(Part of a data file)
>> begin

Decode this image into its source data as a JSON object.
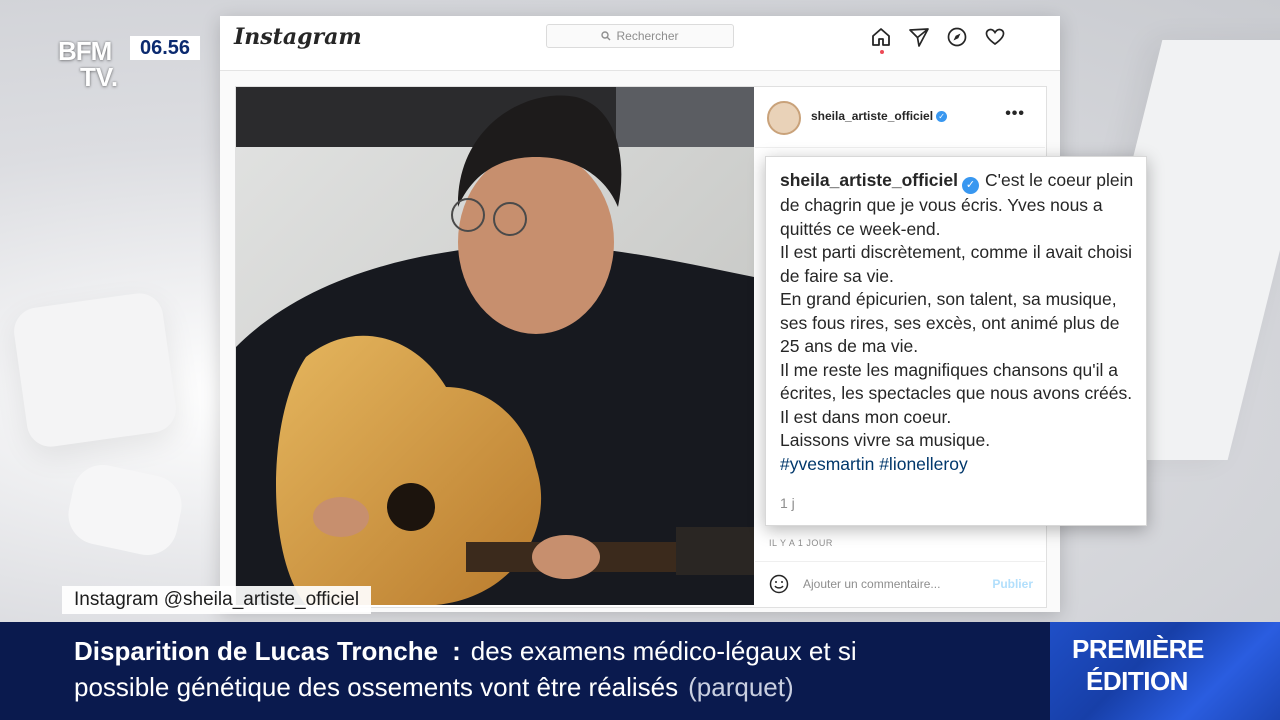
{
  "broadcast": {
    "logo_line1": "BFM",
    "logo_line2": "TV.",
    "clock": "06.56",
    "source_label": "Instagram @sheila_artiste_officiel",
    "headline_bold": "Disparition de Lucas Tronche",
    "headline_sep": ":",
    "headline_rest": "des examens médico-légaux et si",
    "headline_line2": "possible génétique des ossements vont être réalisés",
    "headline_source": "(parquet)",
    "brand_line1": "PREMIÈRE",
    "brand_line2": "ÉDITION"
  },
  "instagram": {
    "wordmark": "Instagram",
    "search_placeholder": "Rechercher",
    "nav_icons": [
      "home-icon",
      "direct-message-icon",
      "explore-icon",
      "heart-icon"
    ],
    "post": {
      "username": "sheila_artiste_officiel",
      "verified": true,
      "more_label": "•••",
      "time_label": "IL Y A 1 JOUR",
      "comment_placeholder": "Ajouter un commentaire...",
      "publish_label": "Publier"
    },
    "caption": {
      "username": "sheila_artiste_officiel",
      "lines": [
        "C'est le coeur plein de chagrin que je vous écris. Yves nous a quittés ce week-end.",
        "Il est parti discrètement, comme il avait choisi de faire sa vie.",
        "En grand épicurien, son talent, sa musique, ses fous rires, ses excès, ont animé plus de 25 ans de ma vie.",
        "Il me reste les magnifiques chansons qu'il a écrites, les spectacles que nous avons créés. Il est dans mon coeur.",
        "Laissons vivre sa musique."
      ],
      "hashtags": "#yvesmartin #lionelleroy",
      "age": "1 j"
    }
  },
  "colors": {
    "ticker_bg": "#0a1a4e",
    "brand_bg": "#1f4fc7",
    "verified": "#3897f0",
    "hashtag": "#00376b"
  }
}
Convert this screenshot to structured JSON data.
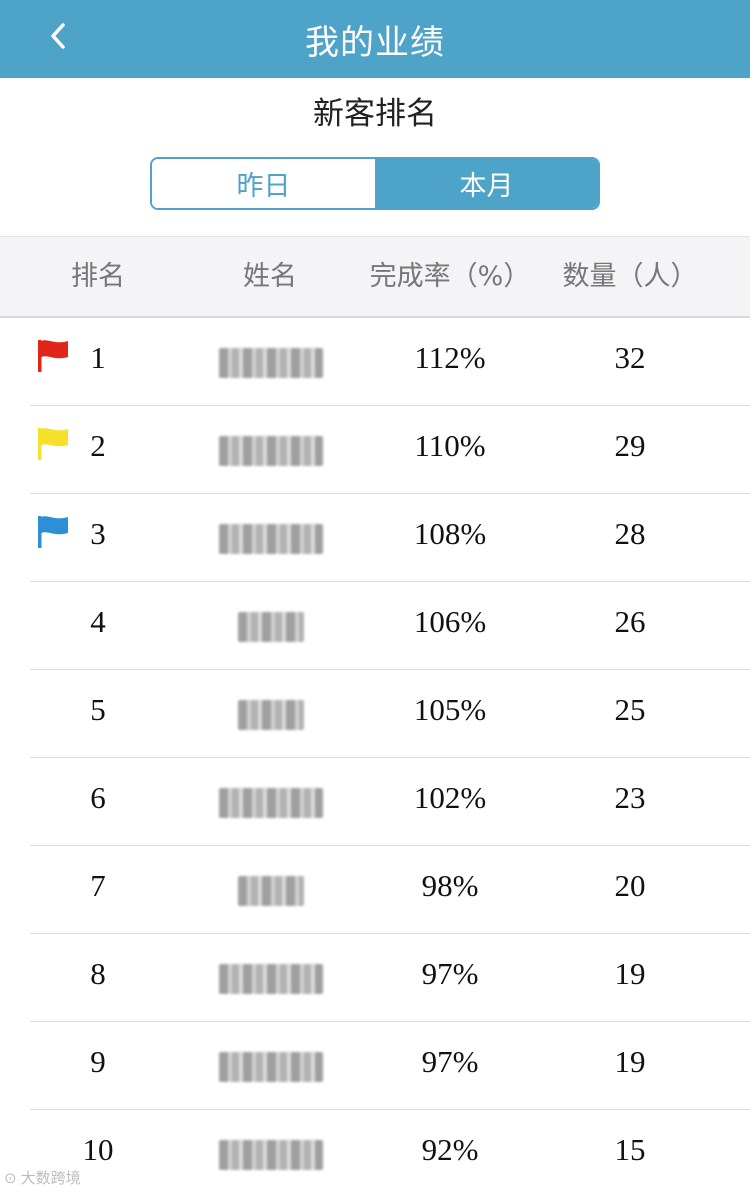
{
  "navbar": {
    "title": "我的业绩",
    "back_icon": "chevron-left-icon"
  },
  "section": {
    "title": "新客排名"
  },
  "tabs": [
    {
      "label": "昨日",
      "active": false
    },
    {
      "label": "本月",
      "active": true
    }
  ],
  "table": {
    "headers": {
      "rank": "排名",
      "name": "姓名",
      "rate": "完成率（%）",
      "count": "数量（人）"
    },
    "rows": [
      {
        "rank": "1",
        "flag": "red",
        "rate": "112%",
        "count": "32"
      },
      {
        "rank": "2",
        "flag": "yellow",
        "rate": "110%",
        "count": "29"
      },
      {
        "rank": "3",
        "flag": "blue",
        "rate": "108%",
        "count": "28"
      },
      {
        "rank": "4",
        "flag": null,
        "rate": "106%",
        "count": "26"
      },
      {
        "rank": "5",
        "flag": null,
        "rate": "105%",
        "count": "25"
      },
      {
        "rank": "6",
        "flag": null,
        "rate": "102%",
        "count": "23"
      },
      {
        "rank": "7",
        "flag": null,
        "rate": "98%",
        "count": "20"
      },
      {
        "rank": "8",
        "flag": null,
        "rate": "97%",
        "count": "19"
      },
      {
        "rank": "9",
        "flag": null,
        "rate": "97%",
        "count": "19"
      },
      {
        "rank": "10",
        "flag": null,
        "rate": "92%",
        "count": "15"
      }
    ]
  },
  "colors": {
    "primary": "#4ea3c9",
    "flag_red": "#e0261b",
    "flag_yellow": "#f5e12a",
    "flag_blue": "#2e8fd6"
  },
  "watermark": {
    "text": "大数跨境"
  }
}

>> end
>> begin

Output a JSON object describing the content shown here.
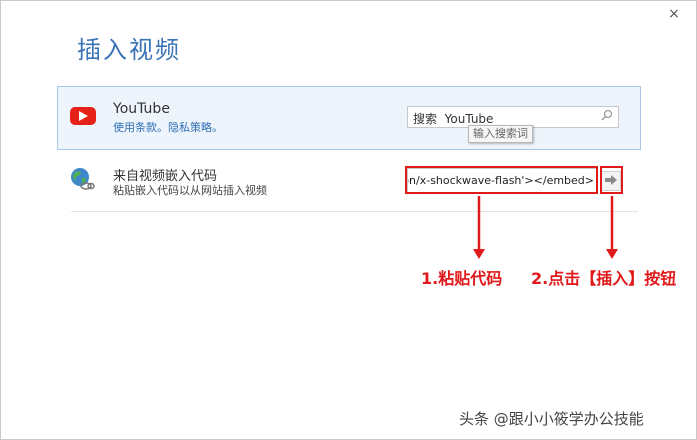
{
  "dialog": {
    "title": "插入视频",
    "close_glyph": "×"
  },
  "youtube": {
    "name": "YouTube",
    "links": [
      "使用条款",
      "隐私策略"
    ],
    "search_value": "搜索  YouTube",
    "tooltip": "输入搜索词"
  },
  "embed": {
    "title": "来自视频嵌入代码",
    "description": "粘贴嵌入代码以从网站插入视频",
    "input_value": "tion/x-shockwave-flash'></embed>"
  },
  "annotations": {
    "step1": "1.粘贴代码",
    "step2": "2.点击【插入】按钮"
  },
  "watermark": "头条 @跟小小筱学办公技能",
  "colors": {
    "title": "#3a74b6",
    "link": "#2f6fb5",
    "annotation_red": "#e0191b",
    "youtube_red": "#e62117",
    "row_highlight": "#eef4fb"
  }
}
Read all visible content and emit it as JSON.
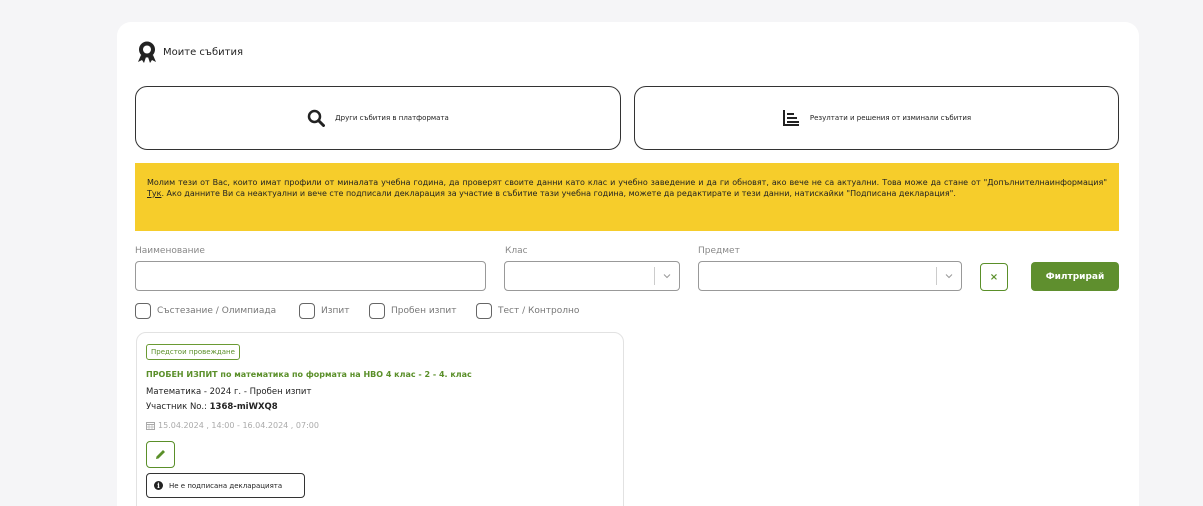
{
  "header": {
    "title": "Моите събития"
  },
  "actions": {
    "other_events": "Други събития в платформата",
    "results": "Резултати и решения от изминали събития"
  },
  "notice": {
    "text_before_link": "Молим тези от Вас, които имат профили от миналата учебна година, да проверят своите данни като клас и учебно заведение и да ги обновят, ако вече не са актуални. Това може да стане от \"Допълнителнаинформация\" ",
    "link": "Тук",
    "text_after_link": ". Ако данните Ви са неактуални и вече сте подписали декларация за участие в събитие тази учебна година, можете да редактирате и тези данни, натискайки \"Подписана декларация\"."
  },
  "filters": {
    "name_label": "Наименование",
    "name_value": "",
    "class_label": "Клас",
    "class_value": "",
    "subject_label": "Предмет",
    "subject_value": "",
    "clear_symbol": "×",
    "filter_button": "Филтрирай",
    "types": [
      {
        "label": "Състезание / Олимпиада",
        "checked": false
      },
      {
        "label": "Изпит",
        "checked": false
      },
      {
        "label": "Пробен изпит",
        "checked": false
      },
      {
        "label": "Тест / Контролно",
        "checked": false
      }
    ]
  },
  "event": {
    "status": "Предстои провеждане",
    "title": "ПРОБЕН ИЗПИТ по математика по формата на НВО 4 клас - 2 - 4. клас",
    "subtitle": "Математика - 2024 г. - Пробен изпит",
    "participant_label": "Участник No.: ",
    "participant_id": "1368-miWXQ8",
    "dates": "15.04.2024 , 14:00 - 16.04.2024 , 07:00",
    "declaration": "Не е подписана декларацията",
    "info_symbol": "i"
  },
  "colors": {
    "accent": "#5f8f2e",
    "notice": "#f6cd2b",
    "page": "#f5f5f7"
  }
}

>> end
>> begin

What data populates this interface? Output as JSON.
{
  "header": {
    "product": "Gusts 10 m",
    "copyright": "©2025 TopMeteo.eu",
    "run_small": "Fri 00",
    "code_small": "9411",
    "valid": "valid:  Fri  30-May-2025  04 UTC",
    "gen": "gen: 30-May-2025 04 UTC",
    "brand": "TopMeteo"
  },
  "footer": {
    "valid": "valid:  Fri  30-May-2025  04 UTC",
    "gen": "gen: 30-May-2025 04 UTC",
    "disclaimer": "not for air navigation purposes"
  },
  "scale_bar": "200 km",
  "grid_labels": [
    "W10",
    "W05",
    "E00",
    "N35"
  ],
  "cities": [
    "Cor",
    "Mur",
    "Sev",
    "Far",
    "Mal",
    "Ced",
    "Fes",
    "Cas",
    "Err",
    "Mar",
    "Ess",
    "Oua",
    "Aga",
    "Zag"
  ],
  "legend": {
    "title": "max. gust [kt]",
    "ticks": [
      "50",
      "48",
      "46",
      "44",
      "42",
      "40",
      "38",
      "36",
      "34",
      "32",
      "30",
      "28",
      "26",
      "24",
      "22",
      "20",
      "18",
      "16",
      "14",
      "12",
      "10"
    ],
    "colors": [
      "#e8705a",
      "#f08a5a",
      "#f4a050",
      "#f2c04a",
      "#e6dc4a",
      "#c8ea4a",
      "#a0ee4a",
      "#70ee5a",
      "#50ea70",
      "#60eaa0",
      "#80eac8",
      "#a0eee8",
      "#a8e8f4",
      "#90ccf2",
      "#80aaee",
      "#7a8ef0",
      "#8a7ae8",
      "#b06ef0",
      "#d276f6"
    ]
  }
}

>> end

● Task directions
Lines containing "учебна" are to be counted. State the total and add nothing.

● Answer in full
2